**SET EXERCISE**: All entries below need to be written out exactly, but without their pictures.

Recorded data:
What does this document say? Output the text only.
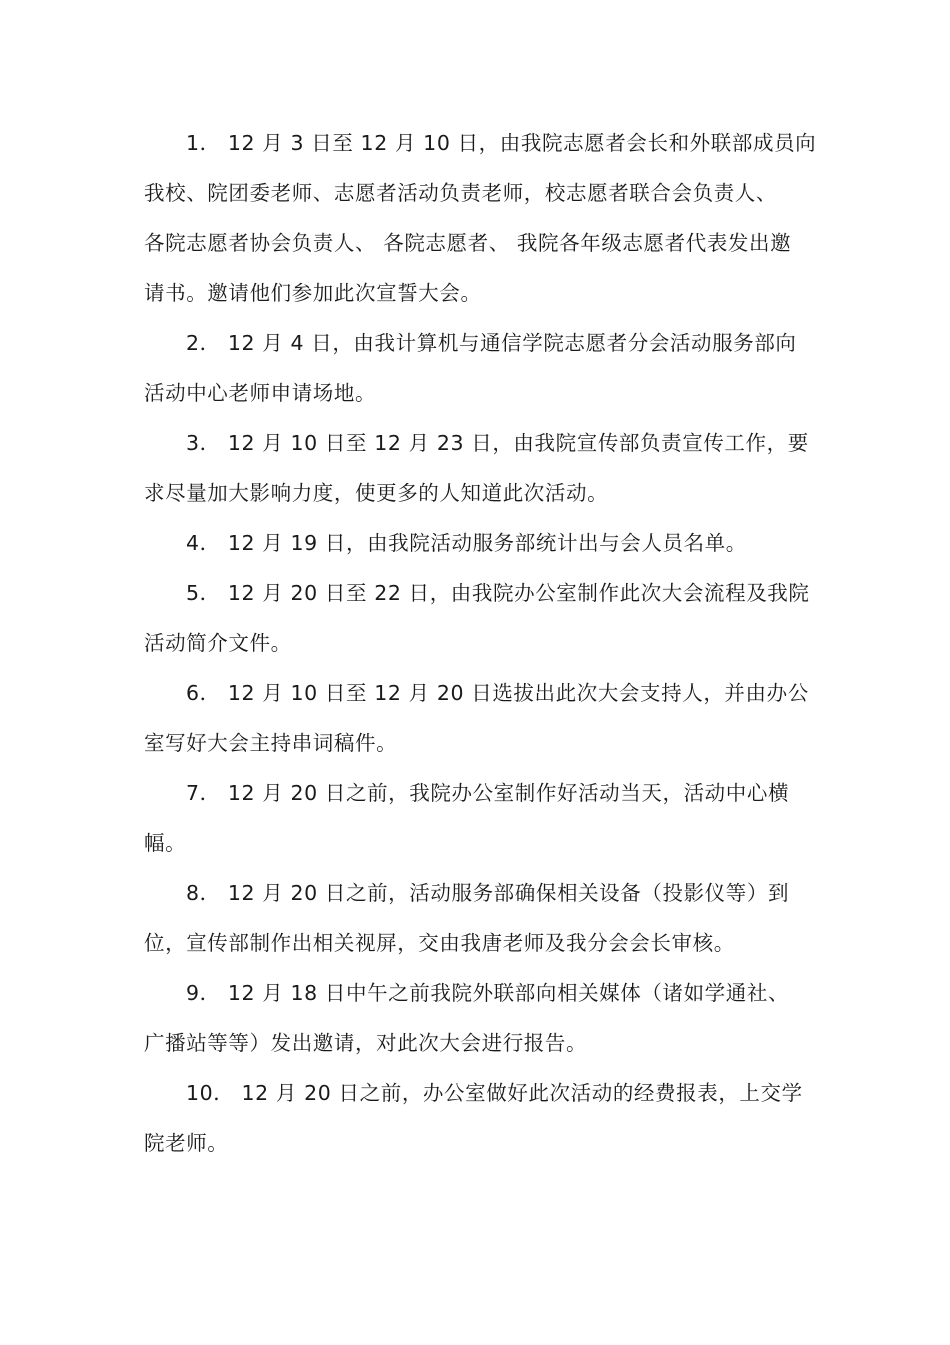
1． 12 月 3 日至 12 月 10 日，由我院志愿者会长和外联部成员向
我校、院团委老师、志愿者活动负责老师，校志愿者联合会负责人、
各院志愿者协会负责人、 各院志愿者、 我院各年级志愿者代表发出邀
请书。邀请他们参加此次宣誓大会。
2． 12 月 4 日，由我计算机与通信学院志愿者分会活动服务部向
活动中心老师申请场地。
3． 12 月 10 日至 12 月 23 日，由我院宣传部负责宣传工作，要
求尽量加大影响力度，使更多的人知道此次活动。
4． 12 月 19 日，由我院活动服务部统计出与会人员名单。
5． 12 月 20 日至 22 日，由我院办公室制作此次大会流程及我院
活动简介文件。
6． 12 月 10 日至 12 月 20 日选拔出此次大会支持人，并由办公
室写好大会主持串词稿件。
7． 12 月 20 日之前，我院办公室制作好活动当天，活动中心横
幅。
8． 12 月 20 日之前，活动服务部确保相关设备（投影仪等）到
位，宣传部制作出相关视屏，交由我唐老师及我分会会长审核。
9． 12 月 18 日中午之前我院外联部向相关媒体（诸如学通社、
广播站等等）发出邀请，对此次大会进行报告。
10． 12 月 20 日之前，办公室做好此次活动的经费报表，上交学
院老师。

**THE COMPLETED TASK**:
What does this document say? Output the text only.
1． 12 月 3 日至 12 月 10 日，由我院志愿者会长和外联部成员向
我校、院团委老师、志愿者活动负责老师，校志愿者联合会负责人、
各院志愿者协会负责人、 各院志愿者、 我院各年级志愿者代表发出邀
请书。邀请他们参加此次宣誓大会。
2． 12 月 4 日，由我计算机与通信学院志愿者分会活动服务部向
活动中心老师申请场地。
3． 12 月 10 日至 12 月 23 日，由我院宣传部负责宣传工作，要
求尽量加大影响力度，使更多的人知道此次活动。
4． 12 月 19 日，由我院活动服务部统计出与会人员名单。
5． 12 月 20 日至 22 日，由我院办公室制作此次大会流程及我院
活动简介文件。
6． 12 月 10 日至 12 月 20 日选拔出此次大会支持人，并由办公
室写好大会主持串词稿件。
7． 12 月 20 日之前，我院办公室制作好活动当天，活动中心横
幅。
8． 12 月 20 日之前，活动服务部确保相关设备（投影仪等）到
位，宣传部制作出相关视屏，交由我唐老师及我分会会长审核。
9． 12 月 18 日中午之前我院外联部向相关媒体（诸如学通社、
广播站等等）发出邀请，对此次大会进行报告。
10． 12 月 20 日之前，办公室做好此次活动的经费报表，上交学
院老师。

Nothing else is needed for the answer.